**DATA SHOWN**:
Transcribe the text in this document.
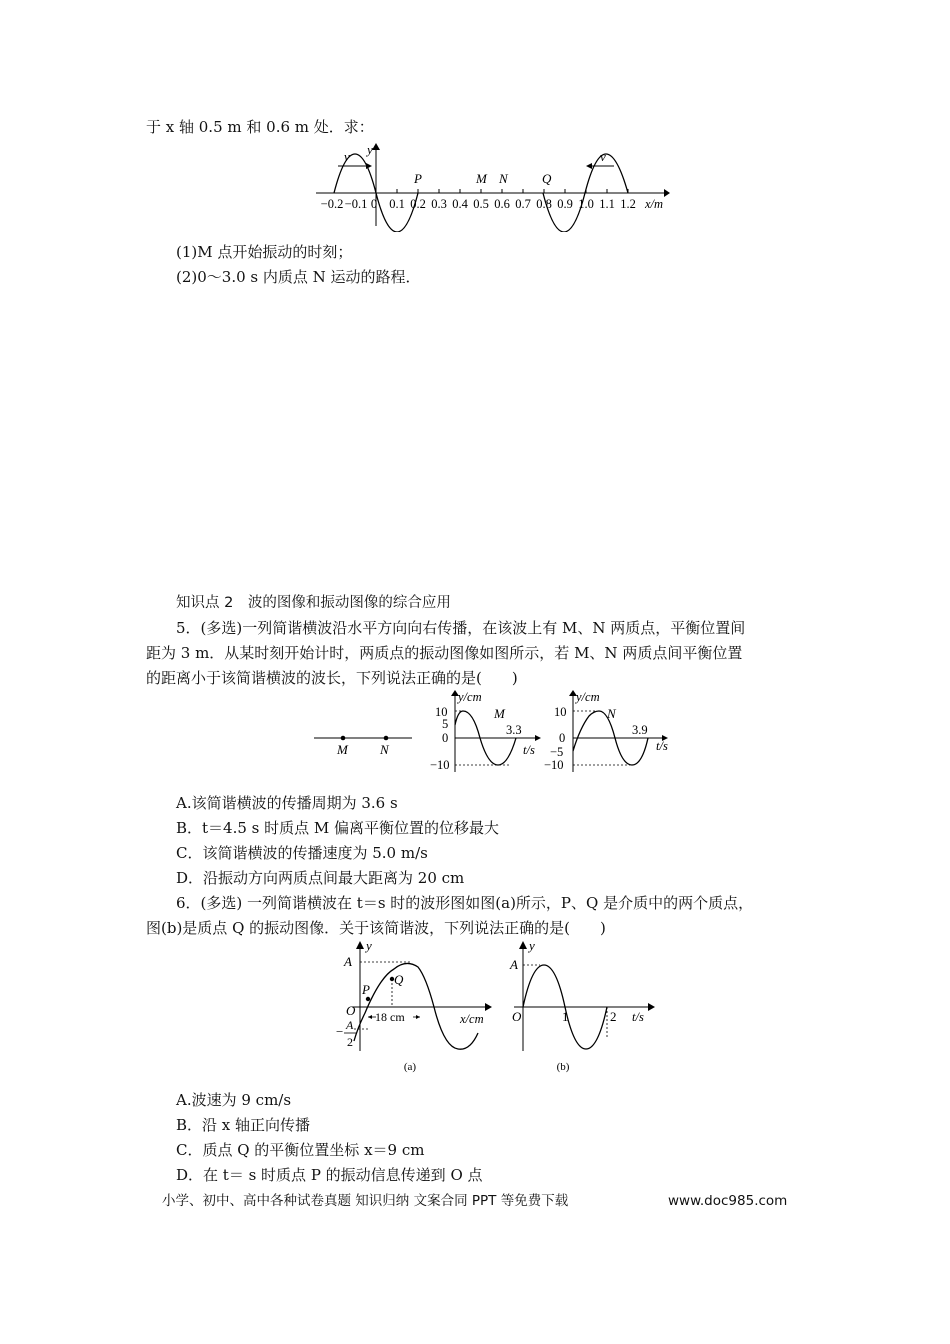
于 x 轴 0.5 m 和 0.6 m 处．求：
y
v	v
P	M N	Q
−0.2 −0.1 0 0.1 0.2 0.3 0.4 0.5 0.6 0.7 0.8 0.9 1.0 1.1 1.2 x/m
(1)M 点开始振动的时刻；
(2)0～3.0 s 内质点 N 运动的路程．
知识点 2　波的图像和振动图像的综合应用
5．(多选)一列简谐横波沿水平方向向右传播，在该波上有 M、N 两质点，平衡位置间
距为 3 m．从某时刻开始计时，两质点的振动图像如图所示，若 M、N 两质点间平衡位置
的距离小于该简谐横波的波长，下列说法正确的是(　　)
M N
y/cm
t/s
M
10
5
0
−10
3.3
y/cm
t/s
N
10
0
−5
−10
3.9
A.该简谐横波的传播周期为 3.6 s
B．t＝4.5 s 时质点 M 偏离平衡位置的位移最大
C．该简谐横波的传播速度为 5.0 m/s
D．沿振动方向两质点间最大距离为 20 cm
6．(多选) 一列简谐横波在 t＝s 时的波形图如图(a)所示，P、Q 是介质中的两个质点，
图(b)是质点 Q 的振动图像．关于该简谐波，下列说法正确的是(　　)
y
A
O
− A
2
P
Q
18 cm	x/cm
(a)
y
A
O	1	2 t/s
(b)
A.波速为 9 cm/s
B．沿 x 轴正向传播
C．质点 Q 的平衡位置坐标 x＝9 cm
D．在 t＝ s 时质点 P 的振动信息传递到 O 点
小学、初中、高中各种试卷真题 知识归纳 文案合同 PPT 等免费下载	www.doc985.com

**GIVEN EXERCISE**: Looking at the entries above, say how many lines contain the word "下列说法正确的是". Only the number is wanted.

**TASK RESULT**: 2